TASK DIRECTIONS: Say how many lines hold the string "Vertical"; please write nothing but the number.

DATA SHOWN:
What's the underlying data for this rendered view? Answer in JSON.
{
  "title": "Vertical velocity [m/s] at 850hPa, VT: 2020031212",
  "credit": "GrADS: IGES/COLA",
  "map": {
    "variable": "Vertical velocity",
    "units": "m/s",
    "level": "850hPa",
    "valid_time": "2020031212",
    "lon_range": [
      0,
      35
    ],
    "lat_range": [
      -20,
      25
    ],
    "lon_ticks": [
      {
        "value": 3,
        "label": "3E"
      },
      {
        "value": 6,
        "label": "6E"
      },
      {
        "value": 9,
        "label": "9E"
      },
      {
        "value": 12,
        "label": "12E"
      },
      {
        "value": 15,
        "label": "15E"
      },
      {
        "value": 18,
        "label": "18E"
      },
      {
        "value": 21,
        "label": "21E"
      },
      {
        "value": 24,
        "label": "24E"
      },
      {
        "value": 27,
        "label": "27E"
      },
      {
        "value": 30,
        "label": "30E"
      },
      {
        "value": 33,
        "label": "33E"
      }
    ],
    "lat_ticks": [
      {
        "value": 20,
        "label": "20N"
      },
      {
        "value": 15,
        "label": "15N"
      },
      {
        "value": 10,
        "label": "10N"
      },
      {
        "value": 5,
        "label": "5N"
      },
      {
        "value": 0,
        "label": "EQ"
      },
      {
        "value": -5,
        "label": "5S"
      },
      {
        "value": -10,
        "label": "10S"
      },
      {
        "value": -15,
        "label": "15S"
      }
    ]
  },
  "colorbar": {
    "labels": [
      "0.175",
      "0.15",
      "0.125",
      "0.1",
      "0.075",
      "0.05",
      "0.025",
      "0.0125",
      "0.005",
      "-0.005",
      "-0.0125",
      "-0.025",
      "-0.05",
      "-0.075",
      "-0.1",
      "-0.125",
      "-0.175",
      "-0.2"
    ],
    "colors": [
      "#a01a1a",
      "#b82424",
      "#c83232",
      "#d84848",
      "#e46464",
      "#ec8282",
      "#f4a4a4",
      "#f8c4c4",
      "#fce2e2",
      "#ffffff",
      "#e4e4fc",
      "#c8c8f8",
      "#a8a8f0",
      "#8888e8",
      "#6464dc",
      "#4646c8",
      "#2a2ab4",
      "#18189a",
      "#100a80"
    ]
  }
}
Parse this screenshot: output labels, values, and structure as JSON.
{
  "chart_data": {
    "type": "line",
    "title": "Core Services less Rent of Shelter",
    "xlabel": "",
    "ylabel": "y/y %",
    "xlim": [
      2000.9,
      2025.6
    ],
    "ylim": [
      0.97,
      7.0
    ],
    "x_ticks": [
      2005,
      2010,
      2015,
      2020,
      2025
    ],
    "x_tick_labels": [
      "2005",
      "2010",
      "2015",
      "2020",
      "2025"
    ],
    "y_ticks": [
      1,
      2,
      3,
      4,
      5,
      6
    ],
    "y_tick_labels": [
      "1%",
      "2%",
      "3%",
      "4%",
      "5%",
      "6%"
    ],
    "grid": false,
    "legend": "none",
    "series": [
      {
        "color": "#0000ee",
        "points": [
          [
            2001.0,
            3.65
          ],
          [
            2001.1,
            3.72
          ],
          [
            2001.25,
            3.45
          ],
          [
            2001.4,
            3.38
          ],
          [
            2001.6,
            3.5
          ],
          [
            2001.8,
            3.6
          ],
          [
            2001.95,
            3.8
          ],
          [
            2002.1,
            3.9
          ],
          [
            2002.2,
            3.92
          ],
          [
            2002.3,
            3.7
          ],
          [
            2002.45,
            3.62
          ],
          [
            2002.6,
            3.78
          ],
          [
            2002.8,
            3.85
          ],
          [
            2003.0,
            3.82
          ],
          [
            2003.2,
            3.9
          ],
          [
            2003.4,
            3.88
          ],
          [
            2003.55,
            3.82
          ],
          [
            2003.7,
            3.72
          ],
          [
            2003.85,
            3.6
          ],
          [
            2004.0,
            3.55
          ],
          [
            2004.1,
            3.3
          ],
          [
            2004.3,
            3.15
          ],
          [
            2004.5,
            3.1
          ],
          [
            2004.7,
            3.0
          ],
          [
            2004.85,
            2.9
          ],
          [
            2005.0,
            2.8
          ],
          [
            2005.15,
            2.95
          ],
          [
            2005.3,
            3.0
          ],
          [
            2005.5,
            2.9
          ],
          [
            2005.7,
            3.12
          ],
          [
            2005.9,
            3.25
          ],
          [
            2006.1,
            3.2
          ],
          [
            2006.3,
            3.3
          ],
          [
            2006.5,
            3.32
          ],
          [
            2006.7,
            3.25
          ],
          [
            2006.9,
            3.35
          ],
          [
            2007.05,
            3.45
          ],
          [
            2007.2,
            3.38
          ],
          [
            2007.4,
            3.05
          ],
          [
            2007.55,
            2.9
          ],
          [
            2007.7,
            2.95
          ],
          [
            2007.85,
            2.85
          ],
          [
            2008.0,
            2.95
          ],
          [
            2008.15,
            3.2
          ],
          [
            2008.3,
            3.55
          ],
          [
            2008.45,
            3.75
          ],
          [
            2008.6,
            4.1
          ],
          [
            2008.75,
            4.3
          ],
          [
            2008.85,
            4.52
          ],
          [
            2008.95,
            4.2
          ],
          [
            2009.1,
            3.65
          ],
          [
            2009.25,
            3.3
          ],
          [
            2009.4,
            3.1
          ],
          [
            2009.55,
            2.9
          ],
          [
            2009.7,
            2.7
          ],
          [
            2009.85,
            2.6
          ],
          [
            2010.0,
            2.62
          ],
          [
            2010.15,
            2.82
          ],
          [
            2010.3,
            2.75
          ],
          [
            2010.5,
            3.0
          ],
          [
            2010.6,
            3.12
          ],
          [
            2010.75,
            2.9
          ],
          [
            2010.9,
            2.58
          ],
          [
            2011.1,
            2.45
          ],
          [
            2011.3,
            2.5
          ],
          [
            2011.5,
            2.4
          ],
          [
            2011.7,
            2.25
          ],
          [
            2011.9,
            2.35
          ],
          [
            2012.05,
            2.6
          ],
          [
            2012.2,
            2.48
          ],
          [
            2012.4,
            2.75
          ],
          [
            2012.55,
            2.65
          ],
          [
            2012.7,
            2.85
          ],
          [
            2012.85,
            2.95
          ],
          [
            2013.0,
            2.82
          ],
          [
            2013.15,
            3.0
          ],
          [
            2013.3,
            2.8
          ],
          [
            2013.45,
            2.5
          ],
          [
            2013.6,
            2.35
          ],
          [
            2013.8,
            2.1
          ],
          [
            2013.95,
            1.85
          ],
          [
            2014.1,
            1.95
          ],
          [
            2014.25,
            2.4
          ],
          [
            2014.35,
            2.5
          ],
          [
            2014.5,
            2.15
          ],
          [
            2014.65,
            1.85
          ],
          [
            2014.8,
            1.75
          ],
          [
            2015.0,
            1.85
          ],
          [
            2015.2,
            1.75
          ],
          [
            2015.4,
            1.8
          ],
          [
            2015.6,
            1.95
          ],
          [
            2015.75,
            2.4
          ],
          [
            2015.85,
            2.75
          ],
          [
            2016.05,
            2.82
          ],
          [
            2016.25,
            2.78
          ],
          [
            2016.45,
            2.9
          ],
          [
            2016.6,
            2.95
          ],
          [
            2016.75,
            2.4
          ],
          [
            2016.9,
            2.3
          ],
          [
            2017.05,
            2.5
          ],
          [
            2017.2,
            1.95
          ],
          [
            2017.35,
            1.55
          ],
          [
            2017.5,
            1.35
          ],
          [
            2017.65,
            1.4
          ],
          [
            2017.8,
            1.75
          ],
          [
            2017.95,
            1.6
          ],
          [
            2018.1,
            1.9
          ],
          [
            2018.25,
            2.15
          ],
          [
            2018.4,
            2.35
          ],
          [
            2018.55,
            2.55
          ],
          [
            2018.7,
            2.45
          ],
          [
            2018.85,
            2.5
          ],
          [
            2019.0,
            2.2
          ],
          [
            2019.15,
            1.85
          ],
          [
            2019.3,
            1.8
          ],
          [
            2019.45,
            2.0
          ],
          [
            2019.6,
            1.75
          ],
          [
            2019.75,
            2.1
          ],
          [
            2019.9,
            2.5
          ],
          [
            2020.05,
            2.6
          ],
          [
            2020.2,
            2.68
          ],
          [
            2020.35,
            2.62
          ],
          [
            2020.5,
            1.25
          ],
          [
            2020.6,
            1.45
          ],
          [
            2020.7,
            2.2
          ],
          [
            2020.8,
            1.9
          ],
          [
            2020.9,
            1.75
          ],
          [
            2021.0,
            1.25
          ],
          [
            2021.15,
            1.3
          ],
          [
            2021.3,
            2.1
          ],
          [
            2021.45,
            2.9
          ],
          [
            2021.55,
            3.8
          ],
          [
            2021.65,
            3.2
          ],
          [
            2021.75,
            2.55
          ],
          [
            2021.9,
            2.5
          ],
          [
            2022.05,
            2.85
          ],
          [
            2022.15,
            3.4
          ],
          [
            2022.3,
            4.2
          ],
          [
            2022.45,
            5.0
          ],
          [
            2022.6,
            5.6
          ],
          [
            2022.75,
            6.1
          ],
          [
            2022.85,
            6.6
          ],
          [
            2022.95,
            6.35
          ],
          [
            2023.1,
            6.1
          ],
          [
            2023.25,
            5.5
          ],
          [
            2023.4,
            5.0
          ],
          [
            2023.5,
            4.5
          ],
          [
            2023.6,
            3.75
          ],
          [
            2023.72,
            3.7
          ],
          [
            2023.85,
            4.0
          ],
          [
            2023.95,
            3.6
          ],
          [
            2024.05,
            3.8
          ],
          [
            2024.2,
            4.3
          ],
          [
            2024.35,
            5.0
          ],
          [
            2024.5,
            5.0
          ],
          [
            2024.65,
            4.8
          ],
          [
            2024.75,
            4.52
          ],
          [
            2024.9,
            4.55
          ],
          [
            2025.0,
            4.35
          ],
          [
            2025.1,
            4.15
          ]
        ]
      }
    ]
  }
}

RESULT OF THIS EXERCISE: 2